* Available data:
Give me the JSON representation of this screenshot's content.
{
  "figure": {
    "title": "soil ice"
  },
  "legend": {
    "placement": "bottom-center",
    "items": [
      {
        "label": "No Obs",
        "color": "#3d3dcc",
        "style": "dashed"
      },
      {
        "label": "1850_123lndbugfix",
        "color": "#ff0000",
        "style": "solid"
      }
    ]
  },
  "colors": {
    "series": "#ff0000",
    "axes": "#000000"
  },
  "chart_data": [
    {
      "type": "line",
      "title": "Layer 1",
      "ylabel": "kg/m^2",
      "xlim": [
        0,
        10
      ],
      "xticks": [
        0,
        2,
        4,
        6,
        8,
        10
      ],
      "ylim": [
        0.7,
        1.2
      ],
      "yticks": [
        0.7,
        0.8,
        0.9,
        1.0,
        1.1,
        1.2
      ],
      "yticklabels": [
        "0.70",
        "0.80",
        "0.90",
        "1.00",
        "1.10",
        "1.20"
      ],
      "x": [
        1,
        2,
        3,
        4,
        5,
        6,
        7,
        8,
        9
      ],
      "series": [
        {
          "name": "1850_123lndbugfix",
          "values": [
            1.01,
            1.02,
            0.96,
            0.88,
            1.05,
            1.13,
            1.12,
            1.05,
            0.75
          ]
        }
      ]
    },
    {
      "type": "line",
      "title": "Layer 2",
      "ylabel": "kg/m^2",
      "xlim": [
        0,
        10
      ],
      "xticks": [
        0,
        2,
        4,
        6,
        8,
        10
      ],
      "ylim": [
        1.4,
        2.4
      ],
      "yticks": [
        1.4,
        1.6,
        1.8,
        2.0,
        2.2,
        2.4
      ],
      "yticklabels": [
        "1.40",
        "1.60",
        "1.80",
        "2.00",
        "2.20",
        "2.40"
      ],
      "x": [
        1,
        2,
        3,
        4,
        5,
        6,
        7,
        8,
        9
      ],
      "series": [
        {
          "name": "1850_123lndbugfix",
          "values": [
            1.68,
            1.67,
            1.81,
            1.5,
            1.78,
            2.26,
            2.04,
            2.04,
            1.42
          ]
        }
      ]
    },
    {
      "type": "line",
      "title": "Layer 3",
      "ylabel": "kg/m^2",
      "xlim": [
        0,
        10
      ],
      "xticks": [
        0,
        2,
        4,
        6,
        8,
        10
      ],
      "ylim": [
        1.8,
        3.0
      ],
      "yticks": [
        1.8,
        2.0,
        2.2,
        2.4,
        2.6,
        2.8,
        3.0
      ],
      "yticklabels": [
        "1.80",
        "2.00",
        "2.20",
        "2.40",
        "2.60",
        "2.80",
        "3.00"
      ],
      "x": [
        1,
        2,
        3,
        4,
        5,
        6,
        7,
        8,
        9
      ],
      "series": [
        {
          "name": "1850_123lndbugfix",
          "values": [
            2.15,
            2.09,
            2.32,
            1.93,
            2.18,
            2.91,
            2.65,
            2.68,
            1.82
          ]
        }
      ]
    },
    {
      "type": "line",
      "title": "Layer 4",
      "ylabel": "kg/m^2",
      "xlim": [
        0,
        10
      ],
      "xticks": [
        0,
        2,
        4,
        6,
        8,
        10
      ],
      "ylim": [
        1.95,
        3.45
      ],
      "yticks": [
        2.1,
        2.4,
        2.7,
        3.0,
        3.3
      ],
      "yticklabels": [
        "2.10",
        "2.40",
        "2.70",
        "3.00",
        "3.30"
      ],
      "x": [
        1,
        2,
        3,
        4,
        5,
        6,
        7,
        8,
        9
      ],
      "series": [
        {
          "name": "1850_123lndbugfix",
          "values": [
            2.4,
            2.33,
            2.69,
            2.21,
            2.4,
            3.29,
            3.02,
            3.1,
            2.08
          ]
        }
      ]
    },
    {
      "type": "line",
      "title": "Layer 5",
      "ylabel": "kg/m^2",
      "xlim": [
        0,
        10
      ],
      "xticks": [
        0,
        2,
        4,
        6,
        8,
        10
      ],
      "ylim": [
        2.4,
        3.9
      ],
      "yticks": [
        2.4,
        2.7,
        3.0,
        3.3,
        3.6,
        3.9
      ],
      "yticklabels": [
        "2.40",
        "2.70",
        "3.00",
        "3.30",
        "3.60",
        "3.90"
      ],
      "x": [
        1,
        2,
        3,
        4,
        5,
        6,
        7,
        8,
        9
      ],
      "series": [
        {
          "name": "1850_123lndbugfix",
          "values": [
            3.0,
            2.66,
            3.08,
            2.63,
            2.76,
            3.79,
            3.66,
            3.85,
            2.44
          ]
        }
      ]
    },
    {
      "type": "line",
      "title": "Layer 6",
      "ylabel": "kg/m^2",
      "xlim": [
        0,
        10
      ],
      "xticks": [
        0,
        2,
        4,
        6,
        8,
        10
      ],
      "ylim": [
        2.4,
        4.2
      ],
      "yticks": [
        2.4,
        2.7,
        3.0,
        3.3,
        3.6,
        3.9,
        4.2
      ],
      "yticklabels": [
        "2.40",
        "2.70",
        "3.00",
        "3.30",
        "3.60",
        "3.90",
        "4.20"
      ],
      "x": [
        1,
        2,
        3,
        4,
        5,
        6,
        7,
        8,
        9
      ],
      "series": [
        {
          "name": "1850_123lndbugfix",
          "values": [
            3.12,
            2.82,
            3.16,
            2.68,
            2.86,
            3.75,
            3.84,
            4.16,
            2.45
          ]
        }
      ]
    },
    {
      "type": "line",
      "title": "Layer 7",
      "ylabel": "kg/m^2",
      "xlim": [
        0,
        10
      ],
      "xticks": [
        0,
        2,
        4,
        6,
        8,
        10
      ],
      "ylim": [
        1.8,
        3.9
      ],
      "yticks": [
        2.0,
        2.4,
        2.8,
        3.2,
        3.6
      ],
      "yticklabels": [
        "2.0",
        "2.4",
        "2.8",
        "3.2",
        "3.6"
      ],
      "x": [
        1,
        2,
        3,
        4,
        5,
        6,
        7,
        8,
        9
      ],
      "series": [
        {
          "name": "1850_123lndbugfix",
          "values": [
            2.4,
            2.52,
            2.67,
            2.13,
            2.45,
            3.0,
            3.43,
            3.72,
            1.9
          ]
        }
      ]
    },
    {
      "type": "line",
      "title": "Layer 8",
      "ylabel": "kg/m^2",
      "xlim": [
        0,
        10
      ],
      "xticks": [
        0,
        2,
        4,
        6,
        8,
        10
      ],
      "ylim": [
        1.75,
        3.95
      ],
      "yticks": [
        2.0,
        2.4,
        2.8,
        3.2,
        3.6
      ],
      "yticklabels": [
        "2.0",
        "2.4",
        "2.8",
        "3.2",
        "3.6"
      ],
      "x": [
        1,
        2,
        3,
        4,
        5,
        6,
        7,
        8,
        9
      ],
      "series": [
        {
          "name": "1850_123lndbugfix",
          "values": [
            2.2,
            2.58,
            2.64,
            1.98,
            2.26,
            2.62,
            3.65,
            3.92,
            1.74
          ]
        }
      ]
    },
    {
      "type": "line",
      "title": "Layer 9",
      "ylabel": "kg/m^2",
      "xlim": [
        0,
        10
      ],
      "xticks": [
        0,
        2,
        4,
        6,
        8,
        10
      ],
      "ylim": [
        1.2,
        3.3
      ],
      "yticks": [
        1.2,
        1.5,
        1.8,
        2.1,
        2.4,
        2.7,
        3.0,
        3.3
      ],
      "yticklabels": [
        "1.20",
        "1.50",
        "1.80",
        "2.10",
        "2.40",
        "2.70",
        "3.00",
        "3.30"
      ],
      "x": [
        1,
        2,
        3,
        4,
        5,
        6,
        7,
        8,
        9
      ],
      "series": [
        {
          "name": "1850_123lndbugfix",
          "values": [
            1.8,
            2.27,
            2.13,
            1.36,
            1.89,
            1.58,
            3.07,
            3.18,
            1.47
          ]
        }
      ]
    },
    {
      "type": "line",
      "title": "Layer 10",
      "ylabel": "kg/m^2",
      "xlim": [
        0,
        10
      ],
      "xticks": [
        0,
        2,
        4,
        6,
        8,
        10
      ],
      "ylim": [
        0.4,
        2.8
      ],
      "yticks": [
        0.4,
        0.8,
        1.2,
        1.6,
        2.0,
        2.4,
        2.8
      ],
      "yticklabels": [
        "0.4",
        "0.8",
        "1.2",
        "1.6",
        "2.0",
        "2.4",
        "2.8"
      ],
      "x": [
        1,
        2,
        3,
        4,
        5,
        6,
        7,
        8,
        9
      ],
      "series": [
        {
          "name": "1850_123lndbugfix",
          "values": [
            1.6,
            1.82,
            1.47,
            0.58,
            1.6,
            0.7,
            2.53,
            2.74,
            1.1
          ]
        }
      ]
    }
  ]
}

* Required work:
Identify and list each line with the word "Layer".

* Solution to this task:
      "title": "Layer 1",
      "title": "Layer 2",
      "title": "Layer 3",
      "title": "Layer 4",
      "title": "Layer 5",
      "title": "Layer 6",
      "title": "Layer 7",
      "title": "Layer 8",
      "title": "Layer 9",
      "title": "Layer 10",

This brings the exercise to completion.